Set task – Exactly as they appear, output all of the records. Skip any images.

Exercise data –
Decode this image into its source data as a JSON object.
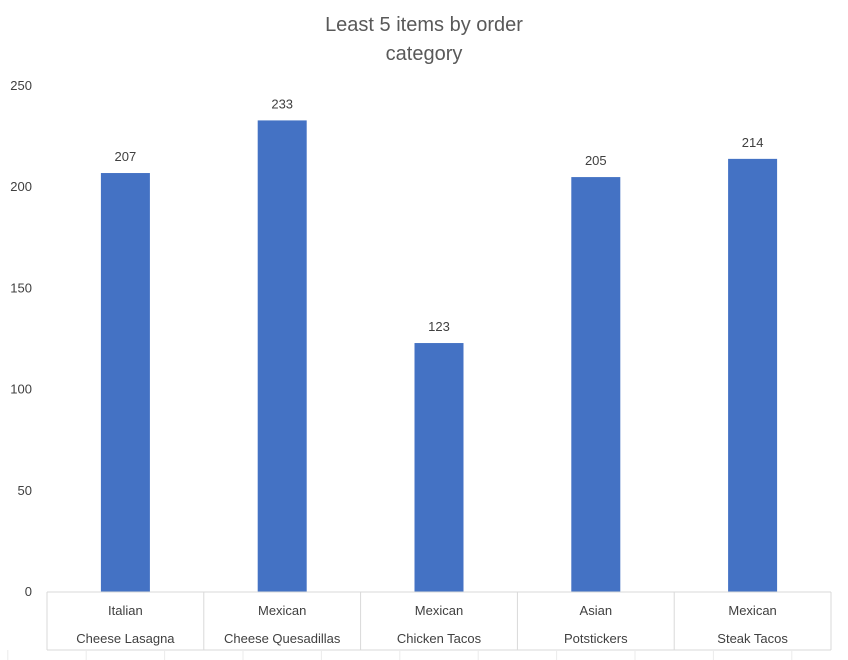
{
  "chart_data": {
    "type": "bar",
    "title_lines": [
      "Least 5 items by order",
      "category"
    ],
    "groups": [
      "Italian",
      "Mexican",
      "Mexican",
      "Asian",
      "Mexican"
    ],
    "categories": [
      "Cheese Lasagna",
      "Cheese Quesadillas",
      "Chicken Tacos",
      "Potstickers",
      "Steak Tacos"
    ],
    "values": [
      207,
      233,
      123,
      205,
      214
    ],
    "ylim": [
      0,
      250
    ],
    "yticks": [
      0,
      50,
      100,
      150,
      200,
      250
    ],
    "grid": false,
    "legend": "none",
    "bar_color": "#4472C4",
    "data_labels": true
  }
}
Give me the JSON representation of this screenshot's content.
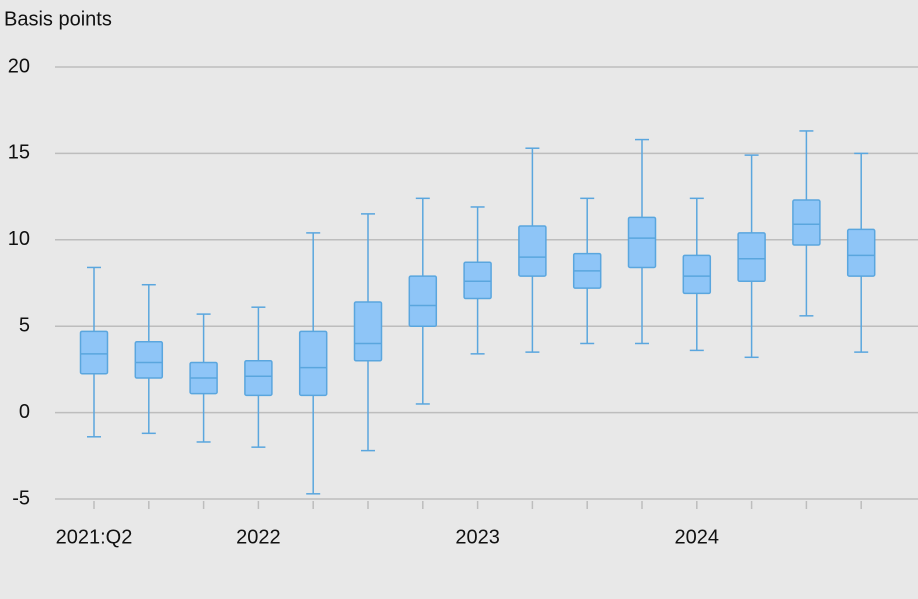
{
  "chart_data": {
    "type": "box",
    "y_label": "Basis points",
    "categories": [
      "2021:Q2",
      null,
      null,
      "2022",
      null,
      null,
      null,
      "2023",
      null,
      null,
      null,
      "2024",
      null,
      null,
      null
    ],
    "min": [
      -1.4,
      -1.2,
      -1.7,
      -2.0,
      -4.7,
      -2.2,
      0.5,
      3.4,
      3.5,
      4.0,
      4.0,
      3.6,
      3.2,
      5.6,
      3.5
    ],
    "q1": [
      2.25,
      2.0,
      1.1,
      1.0,
      1.0,
      3.0,
      5.0,
      6.6,
      7.9,
      7.2,
      8.4,
      6.9,
      7.6,
      9.7,
      7.9
    ],
    "median": [
      3.4,
      2.9,
      2.0,
      2.1,
      2.6,
      4.0,
      6.2,
      7.6,
      9.0,
      8.2,
      10.1,
      7.9,
      8.9,
      10.9,
      9.1
    ],
    "q3": [
      4.7,
      4.1,
      2.9,
      3.0,
      4.7,
      6.4,
      7.9,
      8.7,
      10.8,
      9.2,
      11.3,
      9.1,
      10.4,
      12.3,
      10.6
    ],
    "max": [
      8.4,
      7.4,
      5.7,
      6.1,
      10.4,
      11.5,
      12.4,
      11.9,
      15.3,
      12.4,
      15.8,
      12.4,
      14.9,
      16.3,
      15.0
    ],
    "fill": "#8ec5f7",
    "color": "#5aa6de",
    "ylim": [
      -5,
      20
    ],
    "yticks": [
      -5,
      0,
      5,
      10,
      15,
      20
    ],
    "grid": true
  }
}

Final result –
Decode this image into its source data as a JSON object.
{
  "chart_data": {
    "type": "bar",
    "title_lines": [
      "Least 5 items by order",
      "category"
    ],
    "groups": [
      "Italian",
      "Mexican",
      "Mexican",
      "Asian",
      "Mexican"
    ],
    "categories": [
      "Cheese Lasagna",
      "Cheese Quesadillas",
      "Chicken Tacos",
      "Potstickers",
      "Steak Tacos"
    ],
    "values": [
      207,
      233,
      123,
      205,
      214
    ],
    "ylim": [
      0,
      250
    ],
    "yticks": [
      0,
      50,
      100,
      150,
      200,
      250
    ],
    "grid": false,
    "legend": "none",
    "bar_color": "#4472C4",
    "data_labels": true
  }
}
Give me the JSON representation of this screenshot's content.
{
  "chart_data": {
    "type": "box",
    "y_label": "Basis points",
    "categories": [
      "2021:Q2",
      null,
      null,
      "2022",
      null,
      null,
      null,
      "2023",
      null,
      null,
      null,
      "2024",
      null,
      null,
      null
    ],
    "min": [
      -1.4,
      -1.2,
      -1.7,
      -2.0,
      -4.7,
      -2.2,
      0.5,
      3.4,
      3.5,
      4.0,
      4.0,
      3.6,
      3.2,
      5.6,
      3.5
    ],
    "q1": [
      2.25,
      2.0,
      1.1,
      1.0,
      1.0,
      3.0,
      5.0,
      6.6,
      7.9,
      7.2,
      8.4,
      6.9,
      7.6,
      9.7,
      7.9
    ],
    "median": [
      3.4,
      2.9,
      2.0,
      2.1,
      2.6,
      4.0,
      6.2,
      7.6,
      9.0,
      8.2,
      10.1,
      7.9,
      8.9,
      10.9,
      9.1
    ],
    "q3": [
      4.7,
      4.1,
      2.9,
      3.0,
      4.7,
      6.4,
      7.9,
      8.7,
      10.8,
      9.2,
      11.3,
      9.1,
      10.4,
      12.3,
      10.6
    ],
    "max": [
      8.4,
      7.4,
      5.7,
      6.1,
      10.4,
      11.5,
      12.4,
      11.9,
      15.3,
      12.4,
      15.8,
      12.4,
      14.9,
      16.3,
      15.0
    ],
    "fill": "#8ec5f7",
    "color": "#5aa6de",
    "ylim": [
      -5,
      20
    ],
    "yticks": [
      -5,
      0,
      5,
      10,
      15,
      20
    ],
    "grid": true
  }
}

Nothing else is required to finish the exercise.